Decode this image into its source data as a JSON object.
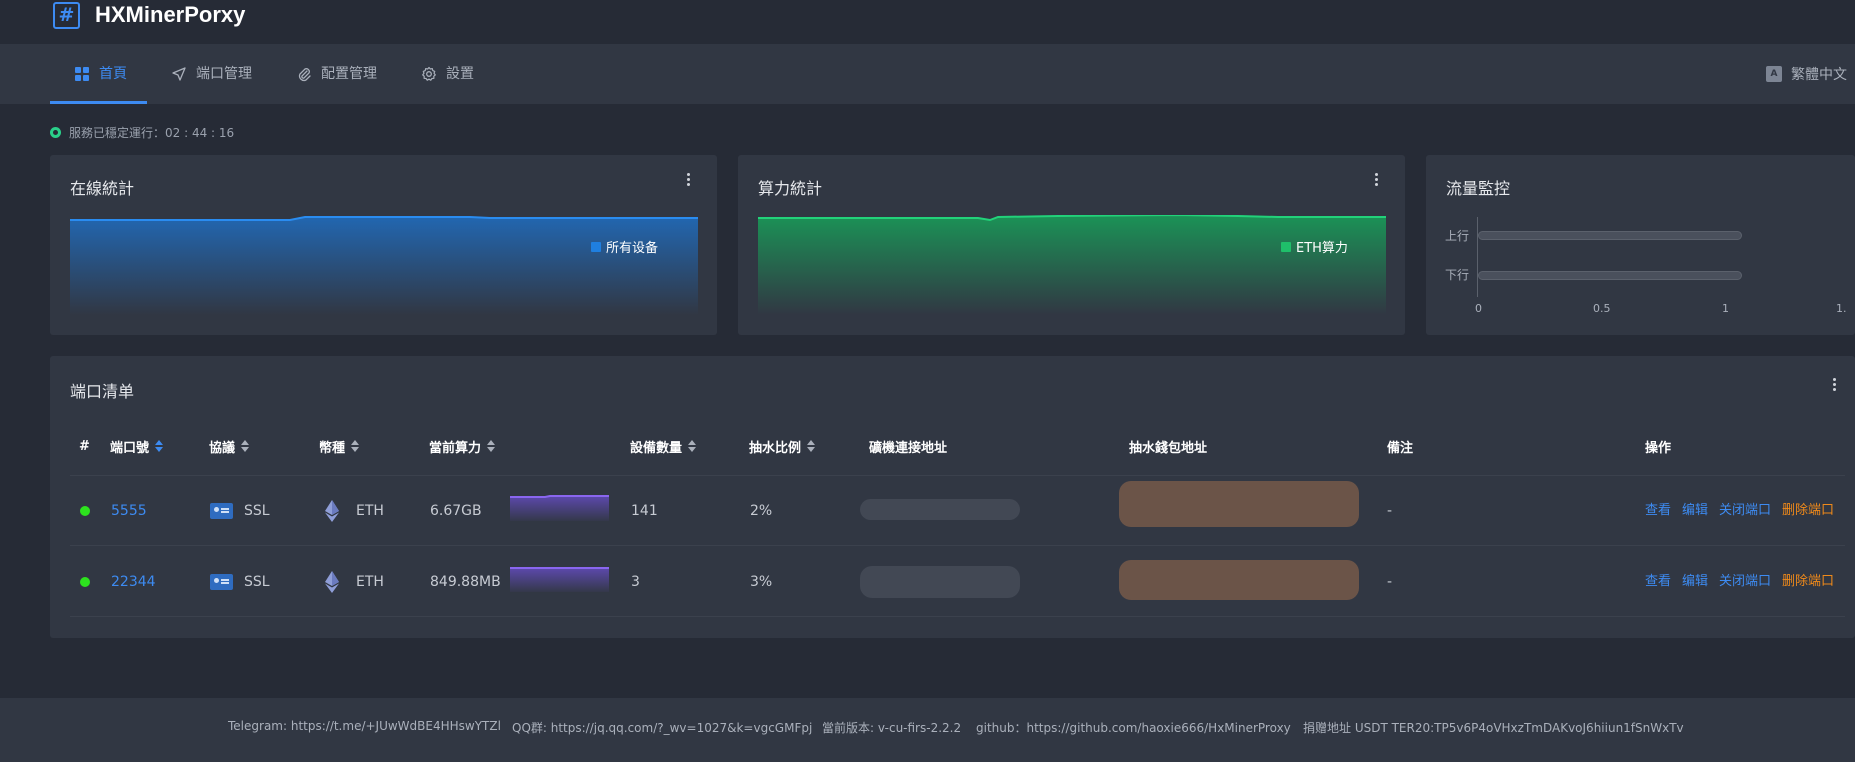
{
  "app": {
    "title": "HXMinerPorxy",
    "logo_glyph": "#"
  },
  "nav": {
    "items": [
      {
        "label": "首頁",
        "icon": "grid-icon"
      },
      {
        "label": "端口管理",
        "icon": "send-icon"
      },
      {
        "label": "配置管理",
        "icon": "paperclip-icon"
      },
      {
        "label": "設置",
        "icon": "gear-icon"
      }
    ],
    "language": "繁體中文",
    "language_icon_text": "A"
  },
  "status": {
    "text": "服務已穩定運行：02 : 44 : 16"
  },
  "cards": {
    "online": {
      "title": "在線統計",
      "legend": "所有设备",
      "color": "#1f7fe0"
    },
    "hashrate": {
      "title": "算力統計",
      "legend": "ETH算力",
      "color": "#1fbf6a"
    },
    "traffic": {
      "title": "流量監控",
      "labels": [
        "上行",
        "下行"
      ],
      "ticks": [
        "0",
        "0.5",
        "1",
        "1."
      ]
    }
  },
  "port_list": {
    "title": "端口清单",
    "headers": [
      "#",
      "端口號",
      "協議",
      "幣種",
      "當前算力",
      "設備數量",
      "抽水比例",
      "礦機連接地址",
      "抽水錢包地址",
      "備注",
      "操作"
    ],
    "rows": [
      {
        "port": "5555",
        "protocol": "SSL",
        "coin": "ETH",
        "hashrate": "6.67GB",
        "devices": "141",
        "fee": "2%",
        "note": "-"
      },
      {
        "port": "22344",
        "protocol": "SSL",
        "coin": "ETH",
        "hashrate": "849.88MB",
        "devices": "3",
        "fee": "3%",
        "note": "-"
      }
    ],
    "actions": [
      "查看",
      "编辑",
      "关闭端口",
      "删除端口"
    ]
  },
  "footer": {
    "telegram": "Telegram: https://t.me/+JUwWdBE4HHswYTZl",
    "qq": "QQ群: https://jq.qq.com/?_wv=1027&k=vgcGMFpj",
    "version": "當前版本: v-cu-firs-2.2.2",
    "github": "github：https://github.com/haoxie666/HxMinerProxy",
    "donate": "捐赠地址 USDT TER20:TP5v6P4oVHxzTmDAKvoJ6hiiun1fSnWxTv"
  }
}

____________________

Omit the pictures and reproduce the listing exactly.

● **Result of the exercise**:
Decode this image into its source data as a JSON object.
{
  "app": {
    "title": "HXMinerPorxy",
    "logo_glyph": "#"
  },
  "nav": {
    "items": [
      {
        "label": "首頁",
        "icon": "grid-icon"
      },
      {
        "label": "端口管理",
        "icon": "send-icon"
      },
      {
        "label": "配置管理",
        "icon": "paperclip-icon"
      },
      {
        "label": "設置",
        "icon": "gear-icon"
      }
    ],
    "language": "繁體中文",
    "language_icon_text": "A"
  },
  "status": {
    "text": "服務已穩定運行：02 : 44 : 16"
  },
  "cards": {
    "online": {
      "title": "在線統計",
      "legend": "所有设备",
      "color": "#1f7fe0"
    },
    "hashrate": {
      "title": "算力統計",
      "legend": "ETH算力",
      "color": "#1fbf6a"
    },
    "traffic": {
      "title": "流量監控",
      "labels": [
        "上行",
        "下行"
      ],
      "ticks": [
        "0",
        "0.5",
        "1",
        "1."
      ]
    }
  },
  "port_list": {
    "title": "端口清单",
    "headers": [
      "#",
      "端口號",
      "協議",
      "幣種",
      "當前算力",
      "設備數量",
      "抽水比例",
      "礦機連接地址",
      "抽水錢包地址",
      "備注",
      "操作"
    ],
    "rows": [
      {
        "port": "5555",
        "protocol": "SSL",
        "coin": "ETH",
        "hashrate": "6.67GB",
        "devices": "141",
        "fee": "2%",
        "note": "-"
      },
      {
        "port": "22344",
        "protocol": "SSL",
        "coin": "ETH",
        "hashrate": "849.88MB",
        "devices": "3",
        "fee": "3%",
        "note": "-"
      }
    ],
    "actions": [
      "查看",
      "编辑",
      "关闭端口",
      "删除端口"
    ]
  },
  "footer": {
    "telegram": "Telegram: https://t.me/+JUwWdBE4HHswYTZl",
    "qq": "QQ群: https://jq.qq.com/?_wv=1027&k=vgcGMFpj",
    "version": "當前版本: v-cu-firs-2.2.2",
    "github": "github：https://github.com/haoxie666/HxMinerProxy",
    "donate": "捐赠地址 USDT TER20:TP5v6P4oVHxzTmDAKvoJ6hiiun1fSnWxTv"
  }
}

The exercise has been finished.